## [DIRECTIONS]
Write out the data again exactly, skipping every picture.

## [RECORDS FOR THE EXERCISE]
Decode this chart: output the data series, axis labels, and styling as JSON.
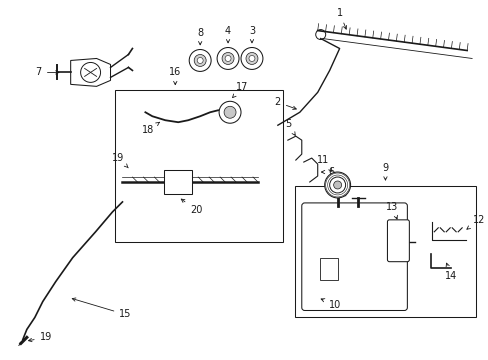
{
  "bg_color": "#ffffff",
  "line_color": "#1a1a1a",
  "figsize": [
    4.89,
    3.6
  ],
  "dpi": 100,
  "lw": 0.75
}
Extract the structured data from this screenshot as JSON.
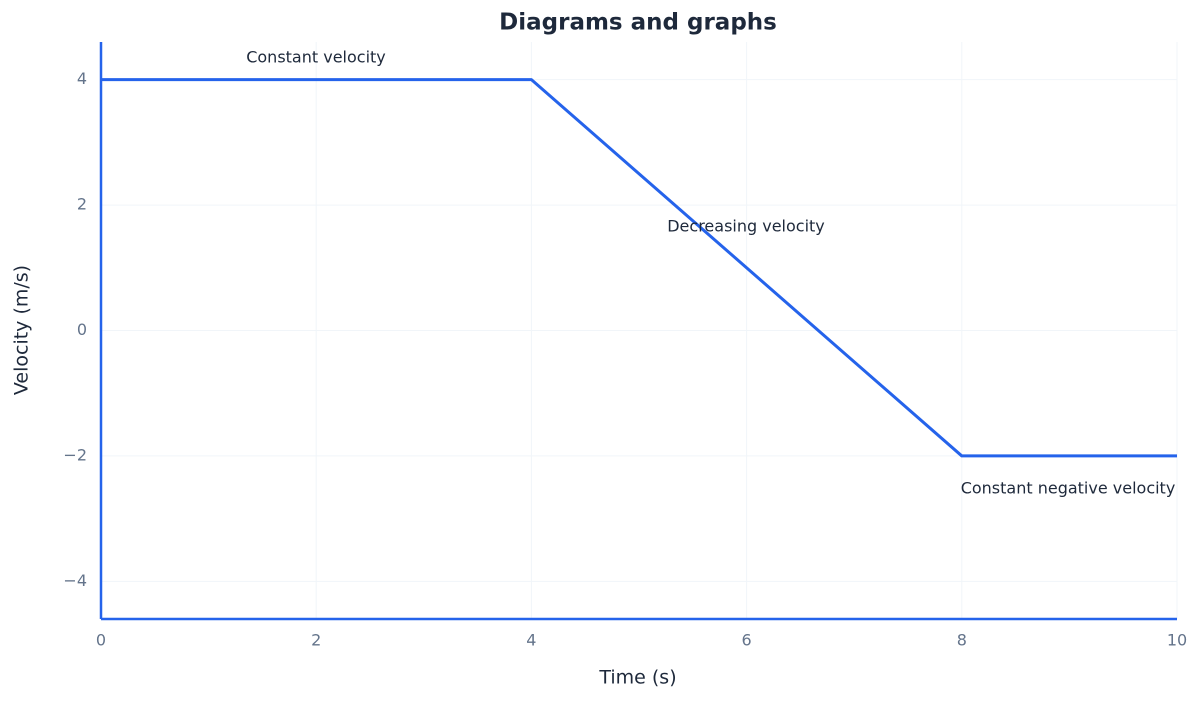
{
  "chart_data": {
    "type": "line",
    "title": "Diagrams and graphs",
    "x_label": "Time (s)",
    "y_label": "Velocity (m/s)",
    "x": [
      0,
      4,
      8,
      10
    ],
    "values": [
      4,
      4,
      -2,
      -2
    ],
    "color": "#2563eb",
    "xlim": [
      0,
      10
    ],
    "xticks": [
      0,
      2,
      4,
      6,
      8,
      10
    ],
    "ylim": [
      -4.6,
      4.6
    ],
    "yticks": [
      {
        "value": -4,
        "label": "−4"
      },
      {
        "value": -2,
        "label": "−2"
      },
      0,
      2,
      4
    ],
    "grid": true,
    "annotations": [
      "Constant velocity",
      "Decreasing velocity",
      "Constant negative velocity"
    ]
  }
}
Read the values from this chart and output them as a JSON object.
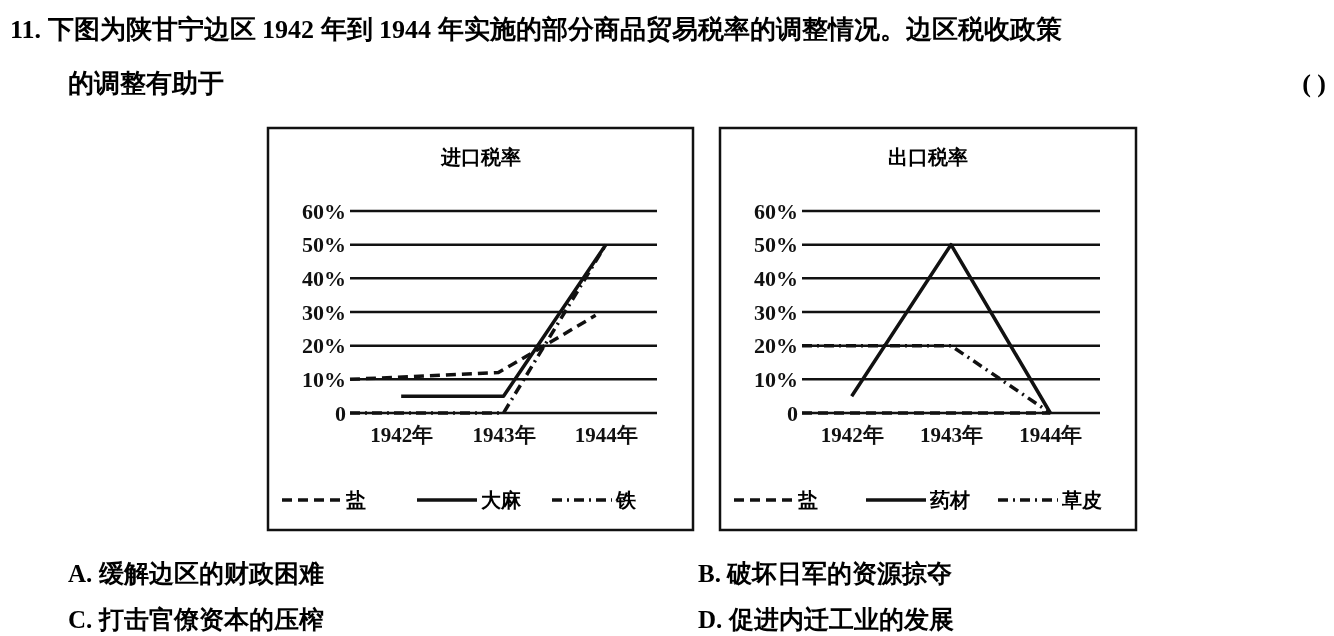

## [FULL RESPONSE]
Decode this chart: output the data series, axis labels, and styling as JSON.
{
  "bg_color": "#ffffff",
  "line_color": "#1a1a1a",
  "figsize": [
    4.89,
    3.6
  ],
  "dpi": 100,
  "lw": 0.75
}
Extract the structured data from this screenshot as JSON.
{
  "chart_data": {
    "type": "line",
    "title": "Diagrams and graphs",
    "x_label": "Time (s)",
    "y_label": "Velocity (m/s)",
    "x": [
      0,
      4,
      8,
      10
    ],
    "values": [
      4,
      4,
      -2,
      -2
    ],
    "color": "#2563eb",
    "xlim": [
      0,
      10
    ],
    "xticks": [
      0,
      2,
      4,
      6,
      8,
      10
    ],
    "ylim": [
      -4.6,
      4.6
    ],
    "yticks": [
      {
        "value": -4,
        "label": "−4"
      },
      {
        "value": -2,
        "label": "−2"
      },
      0,
      2,
      4
    ],
    "grid": true,
    "annotations": [
      "Constant velocity",
      "Decreasing velocity",
      "Constant negative velocity"
    ]
  }
}
Read the values from this chart and output them as a JSON object.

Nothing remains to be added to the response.